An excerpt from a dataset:
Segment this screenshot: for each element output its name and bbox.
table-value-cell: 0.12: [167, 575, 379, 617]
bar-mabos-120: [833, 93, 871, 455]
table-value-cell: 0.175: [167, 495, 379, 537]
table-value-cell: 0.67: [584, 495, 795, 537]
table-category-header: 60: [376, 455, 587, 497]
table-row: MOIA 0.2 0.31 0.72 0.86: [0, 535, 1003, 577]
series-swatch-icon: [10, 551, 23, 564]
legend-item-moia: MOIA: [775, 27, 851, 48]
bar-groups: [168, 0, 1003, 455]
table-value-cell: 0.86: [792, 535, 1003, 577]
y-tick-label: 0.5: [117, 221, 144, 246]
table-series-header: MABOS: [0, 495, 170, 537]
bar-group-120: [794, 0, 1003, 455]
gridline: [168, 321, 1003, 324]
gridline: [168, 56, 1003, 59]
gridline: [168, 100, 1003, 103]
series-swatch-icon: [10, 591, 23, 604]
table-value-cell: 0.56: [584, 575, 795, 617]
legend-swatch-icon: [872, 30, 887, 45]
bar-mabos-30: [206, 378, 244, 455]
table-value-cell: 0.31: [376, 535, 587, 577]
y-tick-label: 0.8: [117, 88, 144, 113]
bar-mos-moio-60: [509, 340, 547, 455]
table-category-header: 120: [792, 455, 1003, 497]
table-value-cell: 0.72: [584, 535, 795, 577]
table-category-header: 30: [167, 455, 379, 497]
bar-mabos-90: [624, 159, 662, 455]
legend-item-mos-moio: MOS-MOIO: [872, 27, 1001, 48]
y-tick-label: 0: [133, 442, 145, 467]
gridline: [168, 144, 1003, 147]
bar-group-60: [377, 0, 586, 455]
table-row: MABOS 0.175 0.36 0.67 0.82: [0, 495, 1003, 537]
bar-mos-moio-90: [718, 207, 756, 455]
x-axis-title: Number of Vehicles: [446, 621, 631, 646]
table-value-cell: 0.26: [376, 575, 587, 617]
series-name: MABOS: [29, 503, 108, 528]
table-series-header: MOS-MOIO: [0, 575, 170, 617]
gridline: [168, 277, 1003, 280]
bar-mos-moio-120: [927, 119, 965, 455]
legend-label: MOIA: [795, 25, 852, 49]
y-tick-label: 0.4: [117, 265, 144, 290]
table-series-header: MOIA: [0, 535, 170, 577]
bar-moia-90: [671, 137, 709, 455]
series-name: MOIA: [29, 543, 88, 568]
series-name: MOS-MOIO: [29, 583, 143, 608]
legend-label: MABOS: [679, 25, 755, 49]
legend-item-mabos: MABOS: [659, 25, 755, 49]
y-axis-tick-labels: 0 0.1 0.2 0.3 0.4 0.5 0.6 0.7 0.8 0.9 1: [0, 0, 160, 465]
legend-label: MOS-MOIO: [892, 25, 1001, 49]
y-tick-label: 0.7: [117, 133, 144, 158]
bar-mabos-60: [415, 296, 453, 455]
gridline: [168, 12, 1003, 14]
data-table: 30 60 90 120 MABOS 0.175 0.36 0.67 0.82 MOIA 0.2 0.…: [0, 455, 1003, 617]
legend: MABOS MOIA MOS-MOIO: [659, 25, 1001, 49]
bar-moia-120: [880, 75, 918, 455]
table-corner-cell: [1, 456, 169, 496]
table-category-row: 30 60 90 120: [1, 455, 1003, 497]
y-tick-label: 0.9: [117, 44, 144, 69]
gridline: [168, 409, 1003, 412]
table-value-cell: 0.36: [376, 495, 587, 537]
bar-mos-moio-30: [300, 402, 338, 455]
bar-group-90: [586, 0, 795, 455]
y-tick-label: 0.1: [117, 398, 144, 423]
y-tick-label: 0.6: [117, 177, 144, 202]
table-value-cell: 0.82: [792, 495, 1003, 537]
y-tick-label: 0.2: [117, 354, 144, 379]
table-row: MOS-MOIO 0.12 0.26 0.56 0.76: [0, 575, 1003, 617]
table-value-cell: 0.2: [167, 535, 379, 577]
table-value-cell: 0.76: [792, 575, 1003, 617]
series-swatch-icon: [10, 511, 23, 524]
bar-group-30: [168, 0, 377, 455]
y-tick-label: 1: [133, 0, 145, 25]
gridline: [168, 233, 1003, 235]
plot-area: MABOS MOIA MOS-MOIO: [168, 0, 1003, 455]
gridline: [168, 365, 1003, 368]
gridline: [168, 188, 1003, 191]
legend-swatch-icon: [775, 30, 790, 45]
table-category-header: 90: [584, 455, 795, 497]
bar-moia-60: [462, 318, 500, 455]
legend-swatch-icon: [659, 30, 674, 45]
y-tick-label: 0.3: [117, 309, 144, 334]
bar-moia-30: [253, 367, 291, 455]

Set exercise ->
Please report how many lines in the records above contain the string "axis". Give only the number.

Result ->
2